*What the exercise asks*. Make an exact copy of each entry, leaving out every picture.

START

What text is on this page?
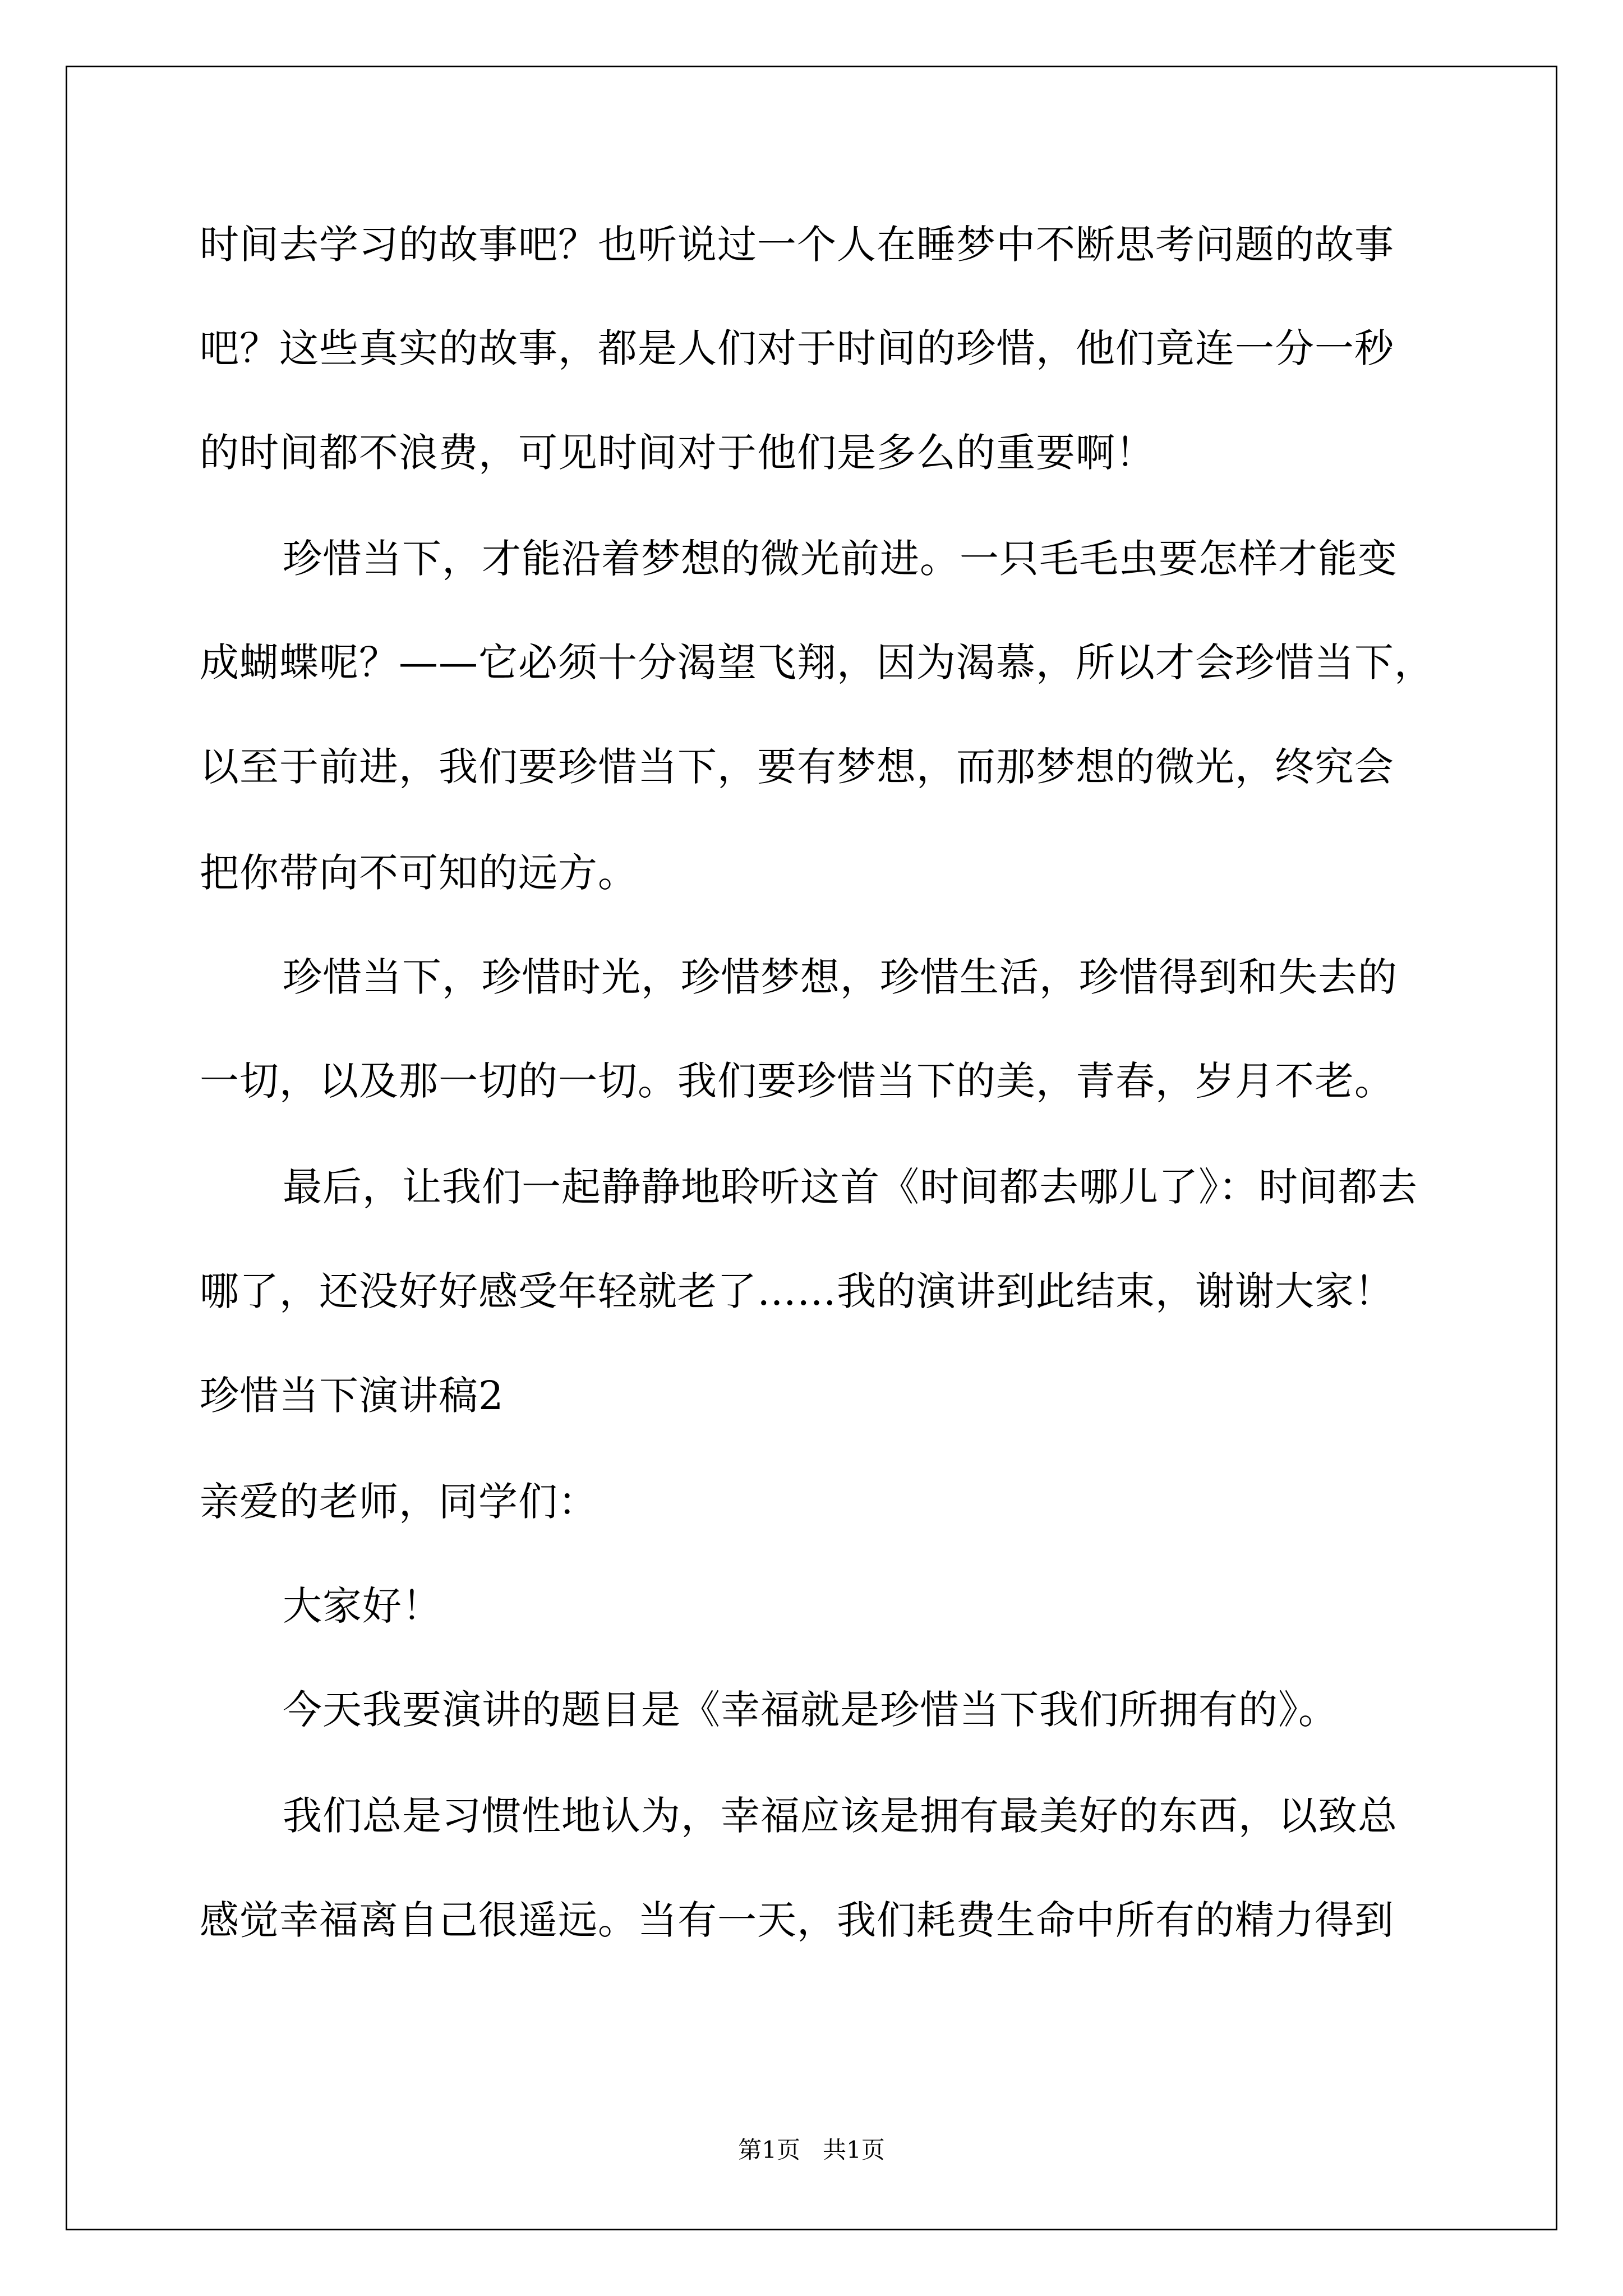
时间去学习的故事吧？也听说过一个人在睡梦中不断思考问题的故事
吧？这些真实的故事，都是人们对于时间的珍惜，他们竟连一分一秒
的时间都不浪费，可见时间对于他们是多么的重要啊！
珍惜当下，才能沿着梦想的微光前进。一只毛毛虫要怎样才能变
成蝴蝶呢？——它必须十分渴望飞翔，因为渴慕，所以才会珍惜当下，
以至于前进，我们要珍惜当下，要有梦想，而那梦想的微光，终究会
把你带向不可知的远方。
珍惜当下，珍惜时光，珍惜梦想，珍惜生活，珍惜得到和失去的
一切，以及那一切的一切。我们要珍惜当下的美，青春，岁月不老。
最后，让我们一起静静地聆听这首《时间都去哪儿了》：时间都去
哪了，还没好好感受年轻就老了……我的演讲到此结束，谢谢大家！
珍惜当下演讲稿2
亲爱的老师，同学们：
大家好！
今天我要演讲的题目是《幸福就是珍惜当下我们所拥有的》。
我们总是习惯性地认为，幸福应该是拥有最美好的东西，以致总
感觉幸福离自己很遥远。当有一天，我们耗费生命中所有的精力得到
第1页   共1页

END

*Exercise solution*.
What text is on this page?
时间去学习的故事吧？也听说过一个人在睡梦中不断思考问题的故事
吧？这些真实的故事，都是人们对于时间的珍惜，他们竟连一分一秒
的时间都不浪费，可见时间对于他们是多么的重要啊！
珍惜当下，才能沿着梦想的微光前进。一只毛毛虫要怎样才能变
成蝴蝶呢？——它必须十分渴望飞翔，因为渴慕，所以才会珍惜当下，
以至于前进，我们要珍惜当下，要有梦想，而那梦想的微光，终究会
把你带向不可知的远方。
珍惜当下，珍惜时光，珍惜梦想，珍惜生活，珍惜得到和失去的
一切，以及那一切的一切。我们要珍惜当下的美，青春，岁月不老。
最后，让我们一起静静地聆听这首《时间都去哪儿了》：时间都去
哪了，还没好好感受年轻就老了……我的演讲到此结束，谢谢大家！
珍惜当下演讲稿2
亲爱的老师，同学们：
大家好！
今天我要演讲的题目是《幸福就是珍惜当下我们所拥有的》。
我们总是习惯性地认为，幸福应该是拥有最美好的东西，以致总
感觉幸福离自己很遥远。当有一天，我们耗费生命中所有的精力得到
第1页   共1页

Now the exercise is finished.